» JOB
Track down each line that has the word "Miss" and copy it.

Stored entries:
begin
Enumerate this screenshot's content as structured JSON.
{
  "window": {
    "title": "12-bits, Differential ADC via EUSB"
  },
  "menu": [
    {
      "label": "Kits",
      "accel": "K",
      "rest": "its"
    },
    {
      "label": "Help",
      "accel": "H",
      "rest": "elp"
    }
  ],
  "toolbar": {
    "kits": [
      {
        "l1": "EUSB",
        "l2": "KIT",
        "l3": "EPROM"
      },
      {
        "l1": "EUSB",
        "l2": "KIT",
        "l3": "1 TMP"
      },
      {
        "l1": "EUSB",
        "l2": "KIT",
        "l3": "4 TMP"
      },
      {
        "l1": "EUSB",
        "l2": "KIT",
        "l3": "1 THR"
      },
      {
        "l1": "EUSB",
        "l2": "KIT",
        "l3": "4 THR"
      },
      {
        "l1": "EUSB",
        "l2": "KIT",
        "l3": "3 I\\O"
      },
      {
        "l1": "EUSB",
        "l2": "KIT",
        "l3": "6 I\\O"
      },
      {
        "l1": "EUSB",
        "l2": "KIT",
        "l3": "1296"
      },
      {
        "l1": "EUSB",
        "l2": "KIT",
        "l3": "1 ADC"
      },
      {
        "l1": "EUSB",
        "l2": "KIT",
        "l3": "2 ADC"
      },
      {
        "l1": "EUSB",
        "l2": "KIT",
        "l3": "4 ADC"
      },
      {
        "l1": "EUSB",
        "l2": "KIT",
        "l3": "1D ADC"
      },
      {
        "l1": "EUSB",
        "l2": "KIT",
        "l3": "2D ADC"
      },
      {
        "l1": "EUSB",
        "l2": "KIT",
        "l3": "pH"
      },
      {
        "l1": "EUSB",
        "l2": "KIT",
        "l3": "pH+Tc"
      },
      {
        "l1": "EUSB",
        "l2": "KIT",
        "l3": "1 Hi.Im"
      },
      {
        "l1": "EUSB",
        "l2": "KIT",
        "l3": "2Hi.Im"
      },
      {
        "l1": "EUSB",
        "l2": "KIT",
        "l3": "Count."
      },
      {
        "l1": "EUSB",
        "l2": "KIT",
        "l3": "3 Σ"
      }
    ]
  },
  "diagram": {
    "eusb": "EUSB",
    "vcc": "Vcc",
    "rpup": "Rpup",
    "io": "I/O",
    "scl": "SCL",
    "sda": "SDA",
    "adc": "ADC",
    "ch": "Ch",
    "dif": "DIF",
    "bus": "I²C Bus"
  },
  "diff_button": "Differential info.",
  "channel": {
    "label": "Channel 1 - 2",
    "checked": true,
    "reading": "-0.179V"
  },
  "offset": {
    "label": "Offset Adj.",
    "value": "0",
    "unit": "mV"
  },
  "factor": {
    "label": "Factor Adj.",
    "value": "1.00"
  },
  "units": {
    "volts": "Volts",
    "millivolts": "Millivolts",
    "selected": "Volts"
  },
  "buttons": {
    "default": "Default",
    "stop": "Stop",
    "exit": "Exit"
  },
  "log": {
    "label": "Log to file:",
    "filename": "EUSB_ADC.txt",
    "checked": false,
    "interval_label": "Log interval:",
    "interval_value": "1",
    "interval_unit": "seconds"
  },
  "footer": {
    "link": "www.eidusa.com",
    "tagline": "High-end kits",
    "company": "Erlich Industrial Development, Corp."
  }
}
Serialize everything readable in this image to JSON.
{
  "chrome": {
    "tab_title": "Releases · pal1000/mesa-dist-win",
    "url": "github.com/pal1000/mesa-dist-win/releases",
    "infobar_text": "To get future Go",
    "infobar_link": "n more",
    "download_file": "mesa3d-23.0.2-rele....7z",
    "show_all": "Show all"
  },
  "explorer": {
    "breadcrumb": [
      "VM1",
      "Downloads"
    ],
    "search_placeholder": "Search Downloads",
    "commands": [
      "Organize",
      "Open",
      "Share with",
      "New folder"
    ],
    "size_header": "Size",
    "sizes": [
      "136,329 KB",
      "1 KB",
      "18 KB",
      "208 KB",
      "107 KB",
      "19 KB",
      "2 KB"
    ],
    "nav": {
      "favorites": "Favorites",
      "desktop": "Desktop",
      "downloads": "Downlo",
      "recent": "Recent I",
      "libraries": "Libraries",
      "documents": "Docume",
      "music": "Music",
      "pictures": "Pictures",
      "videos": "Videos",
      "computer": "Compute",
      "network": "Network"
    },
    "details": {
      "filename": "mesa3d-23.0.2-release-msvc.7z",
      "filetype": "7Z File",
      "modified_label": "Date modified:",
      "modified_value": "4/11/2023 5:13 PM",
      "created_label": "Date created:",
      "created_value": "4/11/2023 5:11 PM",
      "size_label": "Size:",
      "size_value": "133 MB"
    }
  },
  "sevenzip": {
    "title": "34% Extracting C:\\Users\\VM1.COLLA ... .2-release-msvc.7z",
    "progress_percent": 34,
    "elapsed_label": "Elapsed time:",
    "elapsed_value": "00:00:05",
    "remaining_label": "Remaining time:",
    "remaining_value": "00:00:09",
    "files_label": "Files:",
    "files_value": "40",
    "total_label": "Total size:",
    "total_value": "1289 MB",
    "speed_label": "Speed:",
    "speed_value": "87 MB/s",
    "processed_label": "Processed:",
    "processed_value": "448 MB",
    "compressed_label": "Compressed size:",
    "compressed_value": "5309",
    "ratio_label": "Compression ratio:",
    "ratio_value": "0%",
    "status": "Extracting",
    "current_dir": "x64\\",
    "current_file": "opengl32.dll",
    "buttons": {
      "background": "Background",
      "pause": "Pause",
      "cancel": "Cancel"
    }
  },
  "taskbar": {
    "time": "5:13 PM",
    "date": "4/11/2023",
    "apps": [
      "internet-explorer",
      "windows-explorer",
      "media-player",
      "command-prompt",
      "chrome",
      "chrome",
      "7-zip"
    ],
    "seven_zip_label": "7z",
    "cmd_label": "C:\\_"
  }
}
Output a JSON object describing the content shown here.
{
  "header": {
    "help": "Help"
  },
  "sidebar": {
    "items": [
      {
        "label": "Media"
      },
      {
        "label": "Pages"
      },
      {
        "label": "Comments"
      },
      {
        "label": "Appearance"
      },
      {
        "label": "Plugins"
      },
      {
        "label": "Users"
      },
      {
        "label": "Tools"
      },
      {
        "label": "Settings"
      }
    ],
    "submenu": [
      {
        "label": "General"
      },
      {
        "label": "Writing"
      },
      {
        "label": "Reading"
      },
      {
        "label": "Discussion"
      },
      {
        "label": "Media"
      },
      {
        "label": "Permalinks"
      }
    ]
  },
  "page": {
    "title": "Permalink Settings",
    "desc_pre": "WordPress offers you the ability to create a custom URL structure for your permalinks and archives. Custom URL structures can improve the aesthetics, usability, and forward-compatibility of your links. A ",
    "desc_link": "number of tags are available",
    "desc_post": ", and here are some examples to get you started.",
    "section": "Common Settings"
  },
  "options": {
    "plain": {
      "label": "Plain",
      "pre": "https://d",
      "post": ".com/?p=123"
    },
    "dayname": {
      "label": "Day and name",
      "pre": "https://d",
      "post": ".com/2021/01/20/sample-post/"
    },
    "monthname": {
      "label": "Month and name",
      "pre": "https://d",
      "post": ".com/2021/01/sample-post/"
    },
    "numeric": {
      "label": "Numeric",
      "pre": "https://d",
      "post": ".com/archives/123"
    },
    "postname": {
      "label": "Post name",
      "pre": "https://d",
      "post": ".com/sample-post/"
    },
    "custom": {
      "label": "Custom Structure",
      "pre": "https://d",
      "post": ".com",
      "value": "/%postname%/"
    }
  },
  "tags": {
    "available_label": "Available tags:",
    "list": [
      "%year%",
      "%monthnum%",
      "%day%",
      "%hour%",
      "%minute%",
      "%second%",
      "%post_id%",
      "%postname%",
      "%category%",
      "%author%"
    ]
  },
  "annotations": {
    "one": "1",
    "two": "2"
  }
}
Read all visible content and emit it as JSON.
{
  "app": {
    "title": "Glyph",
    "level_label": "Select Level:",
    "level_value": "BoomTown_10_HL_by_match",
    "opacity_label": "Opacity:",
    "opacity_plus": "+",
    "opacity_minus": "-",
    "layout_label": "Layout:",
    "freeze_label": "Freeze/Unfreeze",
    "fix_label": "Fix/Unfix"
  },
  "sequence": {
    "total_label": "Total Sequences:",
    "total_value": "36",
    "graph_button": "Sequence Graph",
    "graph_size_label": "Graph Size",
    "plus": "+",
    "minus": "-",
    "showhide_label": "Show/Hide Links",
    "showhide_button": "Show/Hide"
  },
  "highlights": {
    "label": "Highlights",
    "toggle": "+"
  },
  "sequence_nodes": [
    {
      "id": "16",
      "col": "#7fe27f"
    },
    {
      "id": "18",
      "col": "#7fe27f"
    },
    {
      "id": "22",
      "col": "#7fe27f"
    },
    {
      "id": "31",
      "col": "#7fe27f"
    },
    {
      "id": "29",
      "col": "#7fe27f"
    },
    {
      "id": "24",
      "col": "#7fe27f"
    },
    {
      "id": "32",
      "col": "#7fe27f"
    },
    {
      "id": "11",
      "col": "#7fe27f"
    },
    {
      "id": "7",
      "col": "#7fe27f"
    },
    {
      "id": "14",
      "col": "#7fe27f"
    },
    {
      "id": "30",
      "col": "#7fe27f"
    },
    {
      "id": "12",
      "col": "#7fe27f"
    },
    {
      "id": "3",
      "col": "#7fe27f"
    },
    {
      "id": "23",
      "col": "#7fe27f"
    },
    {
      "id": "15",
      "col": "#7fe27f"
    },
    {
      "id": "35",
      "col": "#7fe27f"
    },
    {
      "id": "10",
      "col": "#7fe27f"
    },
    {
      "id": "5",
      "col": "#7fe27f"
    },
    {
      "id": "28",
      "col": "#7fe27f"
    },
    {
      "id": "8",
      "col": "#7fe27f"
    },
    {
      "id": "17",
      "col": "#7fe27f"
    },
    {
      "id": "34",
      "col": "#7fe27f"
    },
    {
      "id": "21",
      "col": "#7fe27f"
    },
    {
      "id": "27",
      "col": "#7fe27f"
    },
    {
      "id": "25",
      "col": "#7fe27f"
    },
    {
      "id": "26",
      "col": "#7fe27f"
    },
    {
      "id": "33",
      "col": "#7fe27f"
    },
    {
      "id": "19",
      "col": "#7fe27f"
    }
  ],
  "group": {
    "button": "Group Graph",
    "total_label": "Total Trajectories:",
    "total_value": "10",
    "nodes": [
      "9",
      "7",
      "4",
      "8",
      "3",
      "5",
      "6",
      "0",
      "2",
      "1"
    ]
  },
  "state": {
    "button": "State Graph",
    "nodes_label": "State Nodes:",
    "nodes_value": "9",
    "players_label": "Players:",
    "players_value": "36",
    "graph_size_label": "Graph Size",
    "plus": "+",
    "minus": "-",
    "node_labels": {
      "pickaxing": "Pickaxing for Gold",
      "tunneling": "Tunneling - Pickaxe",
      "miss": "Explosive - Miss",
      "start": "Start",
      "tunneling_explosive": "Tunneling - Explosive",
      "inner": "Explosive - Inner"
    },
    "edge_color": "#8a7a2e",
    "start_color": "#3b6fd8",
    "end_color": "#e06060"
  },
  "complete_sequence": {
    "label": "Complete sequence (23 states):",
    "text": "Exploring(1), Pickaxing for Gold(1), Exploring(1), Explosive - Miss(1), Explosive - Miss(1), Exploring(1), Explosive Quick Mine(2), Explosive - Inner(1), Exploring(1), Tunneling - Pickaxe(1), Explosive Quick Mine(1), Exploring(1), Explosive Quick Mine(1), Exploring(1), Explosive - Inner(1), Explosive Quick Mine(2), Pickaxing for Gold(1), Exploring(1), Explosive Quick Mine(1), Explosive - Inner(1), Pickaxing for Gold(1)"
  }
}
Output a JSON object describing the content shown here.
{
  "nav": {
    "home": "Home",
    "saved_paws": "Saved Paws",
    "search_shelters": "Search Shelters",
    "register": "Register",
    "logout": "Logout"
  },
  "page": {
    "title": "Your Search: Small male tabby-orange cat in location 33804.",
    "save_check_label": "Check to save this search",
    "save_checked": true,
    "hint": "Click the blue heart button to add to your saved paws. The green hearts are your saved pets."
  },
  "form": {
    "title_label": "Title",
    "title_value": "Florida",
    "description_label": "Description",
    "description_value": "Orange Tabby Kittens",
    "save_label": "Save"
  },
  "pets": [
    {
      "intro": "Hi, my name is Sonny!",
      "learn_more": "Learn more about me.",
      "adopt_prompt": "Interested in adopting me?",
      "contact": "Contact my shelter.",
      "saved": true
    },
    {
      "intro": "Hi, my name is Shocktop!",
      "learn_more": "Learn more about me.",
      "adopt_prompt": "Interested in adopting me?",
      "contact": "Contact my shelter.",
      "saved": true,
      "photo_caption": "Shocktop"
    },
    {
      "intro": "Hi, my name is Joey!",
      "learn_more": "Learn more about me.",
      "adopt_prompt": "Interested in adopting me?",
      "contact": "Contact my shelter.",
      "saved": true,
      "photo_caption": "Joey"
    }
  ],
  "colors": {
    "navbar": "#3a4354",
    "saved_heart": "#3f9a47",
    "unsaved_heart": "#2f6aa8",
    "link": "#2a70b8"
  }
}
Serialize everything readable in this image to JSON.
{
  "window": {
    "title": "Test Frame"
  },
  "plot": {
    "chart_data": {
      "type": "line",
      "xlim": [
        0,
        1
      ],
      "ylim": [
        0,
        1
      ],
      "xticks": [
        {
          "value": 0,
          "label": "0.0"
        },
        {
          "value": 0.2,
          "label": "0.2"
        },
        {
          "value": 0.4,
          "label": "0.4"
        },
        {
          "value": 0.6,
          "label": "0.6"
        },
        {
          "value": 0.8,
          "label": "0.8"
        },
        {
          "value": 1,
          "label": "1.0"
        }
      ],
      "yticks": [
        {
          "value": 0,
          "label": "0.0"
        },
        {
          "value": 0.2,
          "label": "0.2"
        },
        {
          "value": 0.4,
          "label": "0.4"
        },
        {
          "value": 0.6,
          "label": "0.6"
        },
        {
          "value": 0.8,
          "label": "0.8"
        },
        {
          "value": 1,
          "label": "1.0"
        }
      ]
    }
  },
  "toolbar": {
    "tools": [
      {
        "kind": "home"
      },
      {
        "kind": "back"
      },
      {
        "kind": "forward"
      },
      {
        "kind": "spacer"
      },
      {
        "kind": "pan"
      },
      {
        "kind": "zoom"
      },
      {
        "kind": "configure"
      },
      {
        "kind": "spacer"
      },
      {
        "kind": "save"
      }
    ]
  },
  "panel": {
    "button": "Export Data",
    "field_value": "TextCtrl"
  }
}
end
» RESULT OF THIS TASK
      "miss": "Explosive - Miss",
    "text": "Exploring(1), Pickaxing for Gold(1), Exploring(1), Explosive - Miss(1), Explosive - Miss(1), Exploring(1), Explosive Quick Mine(2), Explosive - Inner(1), Exploring(1), Tunneling - Pickaxe(1), Explosive Quick Mine(1), Exploring(1), Explosive Quick Mine(1), Exploring(1), Explosive - Inner(1), Explosive Quick Mine(2), Pickaxing for Gold(1), Exploring(1), Explosive Quick Mine(1), Explosive - Inner(1), Pickaxing for Gold(1)"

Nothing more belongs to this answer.